Aufgabenstellung
Führe das Interview über Nachhaltigkeit bei Existenzgründern im Anschluss an seinen letzten Satz weiter.

Ausgewählter Auszug
────────────────────────────────────────

Frau Fischer, wenn sich ein Unternehmen nachhaltig nennt, was bedeutet das eigentlich genau?

In der Praxis vermutlich leider nicht sehr viel. Tatsächlich meint Nachhaltigkeit ja, dass ein Unternehmen umweltbezogene, wirtschaftliche und sozialen Ziele miteinander verbindet. Man spricht da auch von dem Drei-Säulen-Modell.


Das heißt: Ich produziere möglichst ohne die Umwelt zu schädigen, ohne Ausbeutung meiner Mitarbeiter oder auch der allgemeinen Gemeinschaft und das ganze rechnet sich für mich auch noch.

Und, rechnet sich sowas denn?

Auf jeden Fall. Vielleicht nicht, wenn ich mir die Bilanz in einem Jahr anschaue. Doch spätestens, wenn ich alle Folgekosten meiner Umweltnutzung dazurechne, wenn ich meine Personalaufwendung mal langfristig überdenke oder wenn ich dazu rechne, was mich eine Imagekampagne kostet, um mich als „grünes Unternehmen“ zu präsentieren – dann rechnet sich eine frühzeitige nachhaltige Ausrichtung allemal.

Ihre These: Existenzgründer haben es hier leichter. Warum?

Sie sind frei von Balast – also nutzen Sie diese Freiheit. Das ist meine Botschaft. Existenzgründer, die heute ein Business starten, müssen nicht in mühsamer Arbeit ihre laufenden Geschäfte auf einen ökologischen Rohstofflieferanten umstellen. Sie müssen auch gar nicht erst ein Produkt entwickeln, dass nur mit Aluminium funktioniert. Der Rohstoff ist teuer und vor allem extrem umweltschädlich in seiner Herstellung.


Wenn Sie gründen, dann machen Sie es gleich richtig. Nutzen Sie alternative, nachwachsende Rohstoffe.

Kalkulieren Sie gleich ein, Ihren Strom von einem echten Ökostromanbieter zu beziehen oder ihn wenn möglich selbst zu produzieren. Prüfen Sie Ihre Handelskette oder Ihre Zulieferkette, noch bevor Sie mit dem Geschäft starten. In der Anfangsphase ist das „nur“ der Rechercheaufwand.

────────────────────────────────────────

Aufgeführte Einträge
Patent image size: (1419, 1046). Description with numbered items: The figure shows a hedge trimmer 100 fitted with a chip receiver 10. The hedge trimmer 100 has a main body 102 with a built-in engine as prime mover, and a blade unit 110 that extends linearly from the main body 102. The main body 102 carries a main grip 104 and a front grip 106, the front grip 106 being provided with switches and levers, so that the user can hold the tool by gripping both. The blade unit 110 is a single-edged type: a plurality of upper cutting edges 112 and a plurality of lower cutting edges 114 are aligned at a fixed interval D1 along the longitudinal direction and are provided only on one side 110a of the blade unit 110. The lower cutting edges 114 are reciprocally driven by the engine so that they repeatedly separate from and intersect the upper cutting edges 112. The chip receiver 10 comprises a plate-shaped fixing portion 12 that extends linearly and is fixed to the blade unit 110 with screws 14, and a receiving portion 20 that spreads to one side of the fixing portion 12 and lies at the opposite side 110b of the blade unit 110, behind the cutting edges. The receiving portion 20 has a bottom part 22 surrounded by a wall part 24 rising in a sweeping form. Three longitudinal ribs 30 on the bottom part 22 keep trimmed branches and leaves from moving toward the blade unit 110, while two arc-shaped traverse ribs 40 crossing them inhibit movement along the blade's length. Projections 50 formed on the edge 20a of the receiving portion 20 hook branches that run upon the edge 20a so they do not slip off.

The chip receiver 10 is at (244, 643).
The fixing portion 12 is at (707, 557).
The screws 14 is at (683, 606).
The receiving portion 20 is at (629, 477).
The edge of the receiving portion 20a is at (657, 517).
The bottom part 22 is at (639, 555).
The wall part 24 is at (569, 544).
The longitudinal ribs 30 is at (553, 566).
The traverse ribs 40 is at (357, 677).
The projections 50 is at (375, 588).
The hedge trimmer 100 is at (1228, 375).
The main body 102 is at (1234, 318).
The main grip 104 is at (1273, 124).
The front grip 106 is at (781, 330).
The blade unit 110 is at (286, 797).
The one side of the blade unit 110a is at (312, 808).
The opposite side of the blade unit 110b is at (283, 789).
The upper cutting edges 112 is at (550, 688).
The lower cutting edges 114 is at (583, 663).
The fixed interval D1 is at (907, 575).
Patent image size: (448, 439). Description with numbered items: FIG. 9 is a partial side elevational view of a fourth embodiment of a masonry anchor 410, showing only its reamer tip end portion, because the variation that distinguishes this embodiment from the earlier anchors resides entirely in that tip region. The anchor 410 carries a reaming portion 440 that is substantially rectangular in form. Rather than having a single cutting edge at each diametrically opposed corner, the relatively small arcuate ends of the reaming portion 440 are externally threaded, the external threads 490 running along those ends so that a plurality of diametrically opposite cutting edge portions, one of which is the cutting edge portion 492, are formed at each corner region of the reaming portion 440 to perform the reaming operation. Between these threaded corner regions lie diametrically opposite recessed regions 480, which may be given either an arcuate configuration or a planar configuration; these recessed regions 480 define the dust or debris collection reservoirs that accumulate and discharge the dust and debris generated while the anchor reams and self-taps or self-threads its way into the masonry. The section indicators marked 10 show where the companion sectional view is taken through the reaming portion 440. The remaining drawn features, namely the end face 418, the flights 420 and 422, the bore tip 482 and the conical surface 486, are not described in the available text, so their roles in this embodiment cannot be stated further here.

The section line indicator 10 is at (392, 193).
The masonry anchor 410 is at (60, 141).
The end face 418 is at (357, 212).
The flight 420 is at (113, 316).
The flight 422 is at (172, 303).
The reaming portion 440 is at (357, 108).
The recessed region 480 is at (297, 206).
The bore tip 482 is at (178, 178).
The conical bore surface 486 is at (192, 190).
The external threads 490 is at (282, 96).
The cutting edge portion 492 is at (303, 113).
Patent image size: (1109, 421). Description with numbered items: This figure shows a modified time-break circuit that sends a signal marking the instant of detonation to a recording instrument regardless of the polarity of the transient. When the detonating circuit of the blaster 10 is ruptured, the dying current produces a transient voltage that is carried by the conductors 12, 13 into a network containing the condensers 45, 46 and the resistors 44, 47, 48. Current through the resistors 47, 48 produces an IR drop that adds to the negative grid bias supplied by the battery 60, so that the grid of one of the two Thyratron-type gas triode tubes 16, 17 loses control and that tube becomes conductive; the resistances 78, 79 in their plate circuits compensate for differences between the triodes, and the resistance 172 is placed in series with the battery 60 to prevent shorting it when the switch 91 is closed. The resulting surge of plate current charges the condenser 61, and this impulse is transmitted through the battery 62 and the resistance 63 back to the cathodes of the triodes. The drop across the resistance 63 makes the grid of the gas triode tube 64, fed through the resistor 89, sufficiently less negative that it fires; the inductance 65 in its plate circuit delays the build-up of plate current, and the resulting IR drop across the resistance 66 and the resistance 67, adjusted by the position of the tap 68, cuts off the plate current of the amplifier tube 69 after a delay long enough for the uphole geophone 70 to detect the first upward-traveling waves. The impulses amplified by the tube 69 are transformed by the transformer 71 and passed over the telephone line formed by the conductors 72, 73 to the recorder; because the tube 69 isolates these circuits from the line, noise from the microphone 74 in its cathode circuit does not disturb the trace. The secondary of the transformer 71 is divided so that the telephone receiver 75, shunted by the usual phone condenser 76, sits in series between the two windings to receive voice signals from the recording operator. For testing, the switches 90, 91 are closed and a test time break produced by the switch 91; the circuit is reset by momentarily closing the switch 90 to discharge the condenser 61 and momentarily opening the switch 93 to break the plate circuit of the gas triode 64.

────────────────────────────────────────

Schriftliche Antwort
Ein neues Geschäft aufzubauen, ist schon viel Anstrengung. Was sollte Ihrer Meinung nach Existenzgründer zu diesem zusätzlichen Aufwand motivieren?

Erstens bin ich der Überzeugung, dass man darum gar nicht herum kommt: Die Zeiten sind absehbar, dass die Nutzung der natürlichen Ressourcen – also die Ökonomie der Ökosysteme – zukünftig adäquat bezahlt werden muss.


Sauberes Wasser wird nicht so billig bleiben, wie es ist. Strom wird jetzt schon teurer, verschmutzen Sie die Luft, dann müssen Sie dafür jetzt auch schon zahlen.

Zweitens ist eine nachhaltige Strategie ein Mehrwert Ihres Unternehmens, dass Ihnen Vorteile vor jenen verschafft, die zwar länger am Markt sind, aber diese Faktoren bisher nicht bedacht haben. Und drittens lebt es sich einfach ruhiger, wenn man ohne Ausbeutung von Mensch und Natur Geschäfte macht.

Mal ehrlich, interessiert sich denn für diese Themen doch nicht nur eine Minderheit, die so genannten LOHAS – der breiten Masse ist das doch egal?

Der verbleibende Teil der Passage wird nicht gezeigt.